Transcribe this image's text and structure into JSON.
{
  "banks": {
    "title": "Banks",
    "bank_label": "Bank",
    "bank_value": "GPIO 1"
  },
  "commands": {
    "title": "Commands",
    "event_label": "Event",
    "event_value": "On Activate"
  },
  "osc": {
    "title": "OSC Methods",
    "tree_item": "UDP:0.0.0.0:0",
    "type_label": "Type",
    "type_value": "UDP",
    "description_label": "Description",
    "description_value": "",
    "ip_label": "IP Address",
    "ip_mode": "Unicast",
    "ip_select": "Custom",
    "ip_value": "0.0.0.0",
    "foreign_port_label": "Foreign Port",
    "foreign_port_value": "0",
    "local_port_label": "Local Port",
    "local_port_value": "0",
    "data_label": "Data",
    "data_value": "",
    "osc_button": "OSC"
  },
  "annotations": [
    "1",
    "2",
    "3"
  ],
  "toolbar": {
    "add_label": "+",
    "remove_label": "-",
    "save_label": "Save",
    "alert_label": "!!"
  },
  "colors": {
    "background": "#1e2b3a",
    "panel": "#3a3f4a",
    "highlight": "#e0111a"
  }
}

→ **Objective**:
Every line above should be printed again exactly as it stands.

→ **Final result**:
Transcribe this image's text and structure into JSON.
{
  "banks": {
    "title": "Banks",
    "bank_label": "Bank",
    "bank_value": "GPIO 1"
  },
  "commands": {
    "title": "Commands",
    "event_label": "Event",
    "event_value": "On Activate"
  },
  "osc": {
    "title": "OSC Methods",
    "tree_item": "UDP:0.0.0.0:0",
    "type_label": "Type",
    "type_value": "UDP",
    "description_label": "Description",
    "description_value": "",
    "ip_label": "IP Address",
    "ip_mode": "Unicast",
    "ip_select": "Custom",
    "ip_value": "0.0.0.0",
    "foreign_port_label": "Foreign Port",
    "foreign_port_value": "0",
    "local_port_label": "Local Port",
    "local_port_value": "0",
    "data_label": "Data",
    "data_value": "",
    "osc_button": "OSC"
  },
  "annotations": [
    "1",
    "2",
    "3"
  ],
  "toolbar": {
    "add_label": "+",
    "remove_label": "-",
    "save_label": "Save",
    "alert_label": "!!"
  },
  "colors": {
    "background": "#1e2b3a",
    "panel": "#3a3f4a",
    "highlight": "#e0111a"
  }
}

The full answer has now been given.